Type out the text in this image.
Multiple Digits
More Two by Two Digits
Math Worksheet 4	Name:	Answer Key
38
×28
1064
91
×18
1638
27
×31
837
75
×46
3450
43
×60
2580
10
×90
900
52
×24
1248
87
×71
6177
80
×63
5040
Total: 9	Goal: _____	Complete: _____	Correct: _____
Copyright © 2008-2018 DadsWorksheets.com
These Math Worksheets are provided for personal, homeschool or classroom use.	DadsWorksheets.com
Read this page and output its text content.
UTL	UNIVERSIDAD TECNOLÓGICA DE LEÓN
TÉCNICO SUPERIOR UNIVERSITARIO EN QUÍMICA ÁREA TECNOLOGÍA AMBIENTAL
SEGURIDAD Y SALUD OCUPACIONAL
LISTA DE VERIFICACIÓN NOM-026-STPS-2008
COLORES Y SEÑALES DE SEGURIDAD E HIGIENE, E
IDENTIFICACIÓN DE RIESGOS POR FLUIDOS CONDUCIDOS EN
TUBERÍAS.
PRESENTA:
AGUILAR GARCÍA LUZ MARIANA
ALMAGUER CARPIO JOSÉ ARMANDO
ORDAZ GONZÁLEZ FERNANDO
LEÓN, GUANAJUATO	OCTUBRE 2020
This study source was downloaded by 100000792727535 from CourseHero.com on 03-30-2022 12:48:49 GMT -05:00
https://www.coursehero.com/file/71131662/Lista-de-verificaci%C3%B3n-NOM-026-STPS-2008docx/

# # # # #

**Request:**
Nothing outside the span should appear: transcribe the lines from the one containing "Read this page and output its text content." through the last line of the records.

**Task answer:**
Read this page and output its text content.
UTL	UNIVERSIDAD TECNOLÓGICA DE LEÓN
TÉCNICO SUPERIOR UNIVERSITARIO EN QUÍMICA ÁREA TECNOLOGÍA AMBIENTAL
SEGURIDAD Y SALUD OCUPACIONAL
LISTA DE VERIFICACIÓN NOM-026-STPS-2008
COLORES Y SEÑALES DE SEGURIDAD E HIGIENE, E
IDENTIFICACIÓN DE RIESGOS POR FLUIDOS CONDUCIDOS EN
TUBERÍAS.
PRESENTA:
AGUILAR GARCÍA LUZ MARIANA
ALMAGUER CARPIO JOSÉ ARMANDO
ORDAZ GONZÁLEZ FERNANDO
LEÓN, GUANAJUATO	OCTUBRE 2020
This study source was downloaded by 100000792727535 from CourseHero.com on 03-30-2022 12:48:49 GMT -05:00
https://www.coursehero.com/file/71131662/Lista-de-verificaci%C3%B3n-NOM-026-STPS-2008docx/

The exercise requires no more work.